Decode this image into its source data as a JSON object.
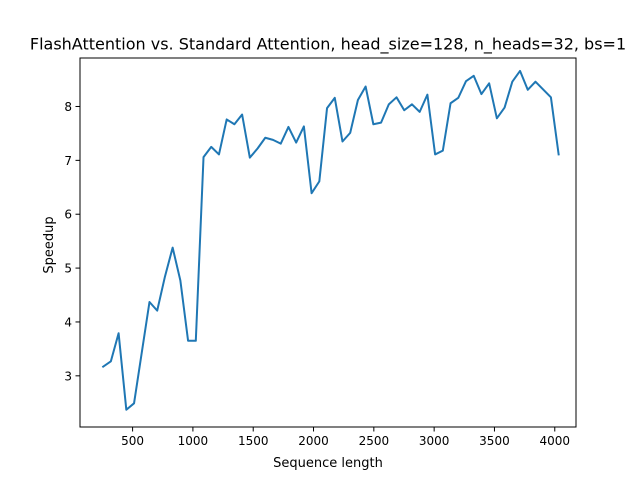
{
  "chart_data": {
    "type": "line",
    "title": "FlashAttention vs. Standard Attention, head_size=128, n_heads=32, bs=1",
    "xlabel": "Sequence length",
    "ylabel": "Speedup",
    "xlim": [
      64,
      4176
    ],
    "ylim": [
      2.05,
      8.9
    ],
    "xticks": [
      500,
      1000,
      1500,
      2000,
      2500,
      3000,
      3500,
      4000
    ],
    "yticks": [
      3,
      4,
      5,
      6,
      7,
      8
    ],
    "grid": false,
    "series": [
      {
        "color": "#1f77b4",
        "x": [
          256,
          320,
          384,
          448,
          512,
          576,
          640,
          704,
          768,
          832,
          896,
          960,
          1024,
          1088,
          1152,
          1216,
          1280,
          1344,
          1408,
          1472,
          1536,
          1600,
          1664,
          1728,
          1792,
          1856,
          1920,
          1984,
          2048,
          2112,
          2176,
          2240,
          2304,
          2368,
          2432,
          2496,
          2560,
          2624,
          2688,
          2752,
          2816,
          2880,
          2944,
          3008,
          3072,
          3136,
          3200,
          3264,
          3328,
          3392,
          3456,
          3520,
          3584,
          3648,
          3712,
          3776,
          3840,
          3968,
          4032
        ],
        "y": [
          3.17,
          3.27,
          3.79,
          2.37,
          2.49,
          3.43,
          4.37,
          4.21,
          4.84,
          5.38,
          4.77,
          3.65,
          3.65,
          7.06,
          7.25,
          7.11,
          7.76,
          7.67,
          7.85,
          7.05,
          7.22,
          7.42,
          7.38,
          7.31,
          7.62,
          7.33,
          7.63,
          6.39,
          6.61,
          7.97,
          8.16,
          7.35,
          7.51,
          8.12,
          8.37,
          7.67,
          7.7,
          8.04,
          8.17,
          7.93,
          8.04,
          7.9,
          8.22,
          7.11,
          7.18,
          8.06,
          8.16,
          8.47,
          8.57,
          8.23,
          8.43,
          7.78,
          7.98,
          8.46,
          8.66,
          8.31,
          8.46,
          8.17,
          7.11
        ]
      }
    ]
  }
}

Task instructions
Leave the pictures out and copy the rest of the data exactly.

Solution to this exercise
Decode this image into its source data as a JSON object.
{
  "chart_data": {
    "type": "line",
    "title": "FlashAttention vs. Standard Attention, head_size=128, n_heads=32, bs=1",
    "xlabel": "Sequence length",
    "ylabel": "Speedup",
    "xlim": [
      64,
      4176
    ],
    "ylim": [
      2.05,
      8.9
    ],
    "xticks": [
      500,
      1000,
      1500,
      2000,
      2500,
      3000,
      3500,
      4000
    ],
    "yticks": [
      3,
      4,
      5,
      6,
      7,
      8
    ],
    "grid": false,
    "series": [
      {
        "color": "#1f77b4",
        "x": [
          256,
          320,
          384,
          448,
          512,
          576,
          640,
          704,
          768,
          832,
          896,
          960,
          1024,
          1088,
          1152,
          1216,
          1280,
          1344,
          1408,
          1472,
          1536,
          1600,
          1664,
          1728,
          1792,
          1856,
          1920,
          1984,
          2048,
          2112,
          2176,
          2240,
          2304,
          2368,
          2432,
          2496,
          2560,
          2624,
          2688,
          2752,
          2816,
          2880,
          2944,
          3008,
          3072,
          3136,
          3200,
          3264,
          3328,
          3392,
          3456,
          3520,
          3584,
          3648,
          3712,
          3776,
          3840,
          3968,
          4032
        ],
        "y": [
          3.17,
          3.27,
          3.79,
          2.37,
          2.49,
          3.43,
          4.37,
          4.21,
          4.84,
          5.38,
          4.77,
          3.65,
          3.65,
          7.06,
          7.25,
          7.11,
          7.76,
          7.67,
          7.85,
          7.05,
          7.22,
          7.42,
          7.38,
          7.31,
          7.62,
          7.33,
          7.63,
          6.39,
          6.61,
          7.97,
          8.16,
          7.35,
          7.51,
          8.12,
          8.37,
          7.67,
          7.7,
          8.04,
          8.17,
          7.93,
          8.04,
          7.9,
          8.22,
          7.11,
          7.18,
          8.06,
          8.16,
          8.47,
          8.57,
          8.23,
          8.43,
          7.78,
          7.98,
          8.46,
          8.66,
          8.31,
          8.46,
          8.17,
          7.11
        ]
      }
    ]
  }
}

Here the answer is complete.